====== GIVEN PASSAGE
# lowriders



## chris storrs (Aug 25, 2005)

i dont understand why ppl use the lowrider guides for spinning rods...this makes no sense to me...i get that most that use them use braid,and braid is thin,and they get just as good of distances as mono and reg. alconite guides(stripper guide of 40 or 50), but it seems to me that braid plus regular alconite stripper(size 40/50 instead of the lowriders 20 i think) would mean an even further cast because frction would be so low.maybe ive got it all wrong, i dont know..someone wanna help me out?


----------



## SurffishNJ (Dec 30, 2003)

*Low Riders*

Check with Sgt. Slough in the moderator in the NJ forum. He has volumes of information on the concept. Also I threw his 1507 with the low riders at a recent tournament and it was Amazzzzzzzzzzzzzing, and I'm not a spinning guy as a matter of fact I only own one. At the same fishing tournament Gary Born took a few casts and I believe he is building one he was also impressed.


----------



## ReelinRod (May 29, 2003)

The theory with lowriders is the faster you can throttle the coils thrown from the reel the better. It does seem against conventional wisdom but the effect of friction from a sudden choke at the first guide is less than the friction of a gradual throttle spread down three or four guides.

Here is a pic of the first lowrider guide and the line flowing through it.










The decrease in weight is another important consideration. The lowriders weigh next to nothing so rod recovery is instantaneous; there is no “whip” causing line slap down the rod. The faster the rod quiets the smoother the line flows through the guides.



chris storrs said:


> i get that most that use them use braid,and braid is thin,and they get just as good of distances as mono and reg. alconite


The distance gain realized using braid instead of mono is significant (in spinning tackle). For me it hovers between 6% and 10%. With mono I threw 589ft OTG using my Basia, 12lb test and a borrowed tournament length 1509 rung conventional. With braid on my lowrider rung 1507, I am just shy of 650ft OTG. 

Neil Mackellow did some tests with lowriders using mono and realized distance gains, much to his surprise over spinning rods typically rung. I will try to find his repost of his two part report / magazine article. It is an interesting read.
============
====== RECORDED DATA
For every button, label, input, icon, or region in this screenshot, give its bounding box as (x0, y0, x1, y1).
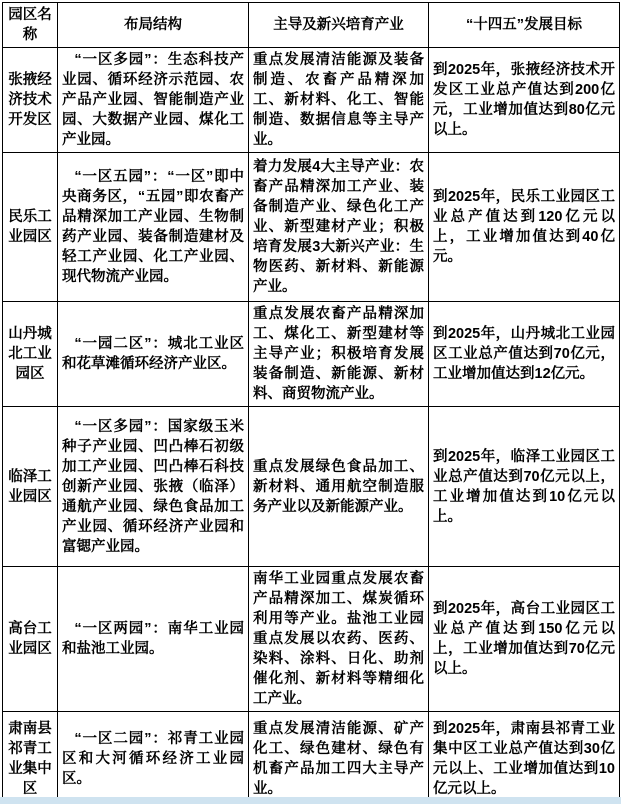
============
INSTRUCTIONS TO FOLLOW:
Answer these questions from the thread on lowrider guides:
(a) Whom does SurffishNJ recommend checking with for information on lowriders?
(b) What range of distance gain does ReelinRod report from using braid instead of mono in spinning tackle?
(c) How far OTG did ReelinRod throw with mono?
The lines that come after the forum thread have no connection to it.

FINISHED TASK:
(a) Sgt. Slough, the moderator in the NJ forum.
(b) Between 6% and 10%.
(c) 589ft.